» **WHAT YOU ARE ASKED TO DO**: Reproduce this listing in full.

» **PROVIDED MATERIAL**:
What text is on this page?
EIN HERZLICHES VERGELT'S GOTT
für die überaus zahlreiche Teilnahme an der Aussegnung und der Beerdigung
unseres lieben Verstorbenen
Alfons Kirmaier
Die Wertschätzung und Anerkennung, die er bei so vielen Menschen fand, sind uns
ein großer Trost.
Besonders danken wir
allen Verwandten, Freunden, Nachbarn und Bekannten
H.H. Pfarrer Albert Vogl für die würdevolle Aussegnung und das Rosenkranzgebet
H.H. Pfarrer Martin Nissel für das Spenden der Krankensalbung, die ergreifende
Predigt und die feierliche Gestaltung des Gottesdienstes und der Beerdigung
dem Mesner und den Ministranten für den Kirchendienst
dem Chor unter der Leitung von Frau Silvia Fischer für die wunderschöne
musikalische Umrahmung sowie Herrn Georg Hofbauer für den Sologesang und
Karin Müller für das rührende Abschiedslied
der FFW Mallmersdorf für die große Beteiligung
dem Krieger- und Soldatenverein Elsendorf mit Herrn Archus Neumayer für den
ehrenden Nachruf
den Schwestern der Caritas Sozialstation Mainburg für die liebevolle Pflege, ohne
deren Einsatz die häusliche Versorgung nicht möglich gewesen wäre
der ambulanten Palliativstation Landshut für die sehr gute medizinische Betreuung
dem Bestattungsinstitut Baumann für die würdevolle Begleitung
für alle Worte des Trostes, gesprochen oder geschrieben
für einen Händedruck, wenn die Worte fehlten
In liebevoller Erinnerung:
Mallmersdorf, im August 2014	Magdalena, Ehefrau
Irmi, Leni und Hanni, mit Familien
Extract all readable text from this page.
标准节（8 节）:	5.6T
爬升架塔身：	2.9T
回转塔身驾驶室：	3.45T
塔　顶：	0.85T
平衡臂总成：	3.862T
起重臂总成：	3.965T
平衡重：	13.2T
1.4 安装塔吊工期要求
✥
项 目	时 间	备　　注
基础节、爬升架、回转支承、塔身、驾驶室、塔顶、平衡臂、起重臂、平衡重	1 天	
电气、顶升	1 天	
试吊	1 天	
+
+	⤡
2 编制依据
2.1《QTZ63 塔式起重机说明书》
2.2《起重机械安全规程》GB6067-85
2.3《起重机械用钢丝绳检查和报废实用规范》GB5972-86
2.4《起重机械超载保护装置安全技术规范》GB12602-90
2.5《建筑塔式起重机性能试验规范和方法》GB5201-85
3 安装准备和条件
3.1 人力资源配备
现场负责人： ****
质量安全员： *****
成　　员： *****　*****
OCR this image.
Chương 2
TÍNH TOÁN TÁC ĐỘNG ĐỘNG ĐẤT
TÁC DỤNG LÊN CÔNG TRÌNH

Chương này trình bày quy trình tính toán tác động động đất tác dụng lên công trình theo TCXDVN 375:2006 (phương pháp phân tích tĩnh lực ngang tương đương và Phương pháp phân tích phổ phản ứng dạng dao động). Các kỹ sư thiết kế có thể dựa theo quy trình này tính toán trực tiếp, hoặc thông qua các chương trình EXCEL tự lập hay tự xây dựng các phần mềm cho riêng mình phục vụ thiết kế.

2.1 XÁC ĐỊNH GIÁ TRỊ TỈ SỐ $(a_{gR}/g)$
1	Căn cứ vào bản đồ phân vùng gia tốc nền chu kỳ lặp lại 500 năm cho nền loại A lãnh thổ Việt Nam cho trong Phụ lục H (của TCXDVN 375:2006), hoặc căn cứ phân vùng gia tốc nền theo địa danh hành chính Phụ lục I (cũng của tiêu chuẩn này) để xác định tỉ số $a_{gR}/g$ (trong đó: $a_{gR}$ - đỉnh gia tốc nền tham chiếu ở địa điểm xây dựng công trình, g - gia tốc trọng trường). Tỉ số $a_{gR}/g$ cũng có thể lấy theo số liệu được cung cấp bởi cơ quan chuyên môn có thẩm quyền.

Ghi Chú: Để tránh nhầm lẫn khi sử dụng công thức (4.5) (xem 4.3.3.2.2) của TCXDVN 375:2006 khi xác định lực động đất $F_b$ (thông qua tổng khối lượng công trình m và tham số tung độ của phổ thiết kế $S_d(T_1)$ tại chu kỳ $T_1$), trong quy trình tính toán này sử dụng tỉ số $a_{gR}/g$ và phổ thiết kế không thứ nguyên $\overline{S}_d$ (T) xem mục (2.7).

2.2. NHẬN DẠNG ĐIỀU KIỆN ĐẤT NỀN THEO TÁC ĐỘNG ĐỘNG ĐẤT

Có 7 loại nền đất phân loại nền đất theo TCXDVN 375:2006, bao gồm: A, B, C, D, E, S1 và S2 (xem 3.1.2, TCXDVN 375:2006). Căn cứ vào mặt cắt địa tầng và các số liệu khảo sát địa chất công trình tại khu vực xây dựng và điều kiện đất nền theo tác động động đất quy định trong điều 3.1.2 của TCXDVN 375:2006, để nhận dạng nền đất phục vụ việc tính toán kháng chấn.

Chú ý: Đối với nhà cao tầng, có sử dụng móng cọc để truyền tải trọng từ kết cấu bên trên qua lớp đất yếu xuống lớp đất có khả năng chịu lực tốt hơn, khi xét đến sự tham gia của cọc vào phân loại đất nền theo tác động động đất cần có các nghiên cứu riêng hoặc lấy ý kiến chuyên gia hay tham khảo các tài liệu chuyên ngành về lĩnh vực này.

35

» **OUTPUT FOR THIS TASK**:
What text is on this page?
EIN HERZLICHES VERGELT'S GOTT
für die überaus zahlreiche Teilnahme an der Aussegnung und der Beerdigung
unseres lieben Verstorbenen
Alfons Kirmaier
Die Wertschätzung und Anerkennung, die er bei so vielen Menschen fand, sind uns
ein großer Trost.
Besonders danken wir
allen Verwandten, Freunden, Nachbarn und Bekannten
H.H. Pfarrer Albert Vogl für die würdevolle Aussegnung und das Rosenkranzgebet
H.H. Pfarrer Martin Nissel für das Spenden der Krankensalbung, die ergreifende
Predigt und die feierliche Gestaltung des Gottesdienstes und der Beerdigung
dem Mesner und den Ministranten für den Kirchendienst
dem Chor unter der Leitung von Frau Silvia Fischer für die wunderschöne
musikalische Umrahmung sowie Herrn Georg Hofbauer für den Sologesang und
Karin Müller für das rührende Abschiedslied
der FFW Mallmersdorf für die große Beteiligung
dem Krieger- und Soldatenverein Elsendorf mit Herrn Archus Neumayer für den
ehrenden Nachruf
den Schwestern der Caritas Sozialstation Mainburg für die liebevolle Pflege, ohne
deren Einsatz die häusliche Versorgung nicht möglich gewesen wäre
der ambulanten Palliativstation Landshut für die sehr gute medizinische Betreuung
dem Bestattungsinstitut Baumann für die würdevolle Begleitung
für alle Worte des Trostes, gesprochen oder geschrieben
für einen Händedruck, wenn die Worte fehlten
In liebevoller Erinnerung:
Mallmersdorf, im August 2014	Magdalena, Ehefrau
Irmi, Leni und Hanni, mit Familien
Extract all readable text from this page.
标准节（8 节）:	5.6T
爬升架塔身：	2.9T
回转塔身驾驶室：	3.45T
塔　顶：	0.85T
平衡臂总成：	3.862T
起重臂总成：	3.965T
平衡重：	13.2T
1.4 安装塔吊工期要求
✥
项 目	时 间	备　　注
基础节、爬升架、回转支承、塔身、驾驶室、塔顶、平衡臂、起重臂、平衡重	1 天	
电气、顶升	1 天	
试吊	1 天	
+
+	⤡
2 编制依据
2.1《QTZ63 塔式起重机说明书》
2.2《起重机械安全规程》GB6067-85
2.3《起重机械用钢丝绳检查和报废实用规范》GB5972-86
2.4《起重机械超载保护装置安全技术规范》GB12602-90
2.5《建筑塔式起重机性能试验规范和方法》GB5201-85
3 安装准备和条件
3.1 人力资源配备
现场负责人： ****
质量安全员： *****
成　　员： *****　*****
OCR this image.
Chương 2
TÍNH TOÁN TÁC ĐỘNG ĐỘNG ĐẤT
TÁC DỤNG LÊN CÔNG TRÌNH

Chương này trình bày quy trình tính toán tác động động đất tác dụng lên công trình theo TCXDVN 375:2006 (phương pháp phân tích tĩnh lực ngang tương đương và Phương pháp phân tích phổ phản ứng dạng dao động). Các kỹ sư thiết kế có thể dựa theo quy trình này tính toán trực tiếp, hoặc thông qua các chương trình EXCEL tự lập hay tự xây dựng các phần mềm cho riêng mình phục vụ thiết kế.

2.1 XÁC ĐỊNH GIÁ TRỊ TỈ SỐ $(a_{gR}/g)$
1	Căn cứ vào bản đồ phân vùng gia tốc nền chu kỳ lặp lại 500 năm cho nền loại A lãnh thổ Việt Nam cho trong Phụ lục H (của TCXDVN 375:2006), hoặc căn cứ phân vùng gia tốc nền theo địa danh hành chính Phụ lục I (cũng của tiêu chuẩn này) để xác định tỉ số $a_{gR}/g$ (trong đó: $a_{gR}$ - đỉnh gia tốc nền tham chiếu ở địa điểm xây dựng công trình, g - gia tốc trọng trường). Tỉ số $a_{gR}/g$ cũng có thể lấy theo số liệu được cung cấp bởi cơ quan chuyên môn có thẩm quyền.

Ghi Chú: Để tránh nhầm lẫn khi sử dụng công thức (4.5) (xem 4.3.3.2.2) của TCXDVN 375:2006 khi xác định lực động đất $F_b$ (thông qua tổng khối lượng công trình m và tham số tung độ của phổ thiết kế $S_d(T_1)$ tại chu kỳ $T_1$), trong quy trình tính toán này sử dụng tỉ số $a_{gR}/g$ và phổ thiết kế không thứ nguyên $\overline{S}_d$ (T) xem mục (2.7).

2.2. NHẬN DẠNG ĐIỀU KIỆN ĐẤT NỀN THEO TÁC ĐỘNG ĐỘNG ĐẤT

Có 7 loại nền đất phân loại nền đất theo TCXDVN 375:2006, bao gồm: A, B, C, D, E, S1 và S2 (xem 3.1.2, TCXDVN 375:2006). Căn cứ vào mặt cắt địa tầng và các số liệu khảo sát địa chất công trình tại khu vực xây dựng và điều kiện đất nền theo tác động động đất quy định trong điều 3.1.2 của TCXDVN 375:2006, để nhận dạng nền đất phục vụ việc tính toán kháng chấn.

Chú ý: Đối với nhà cao tầng, có sử dụng móng cọc để truyền tải trọng từ kết cấu bên trên qua lớp đất yếu xuống lớp đất có khả năng chịu lực tốt hơn, khi xét đến sự tham gia của cọc vào phân loại đất nền theo tác động động đất cần có các nghiên cứu riêng hoặc lấy ý kiến chuyên gia hay tham khảo các tài liệu chuyên ngành về lĩnh vực này.

35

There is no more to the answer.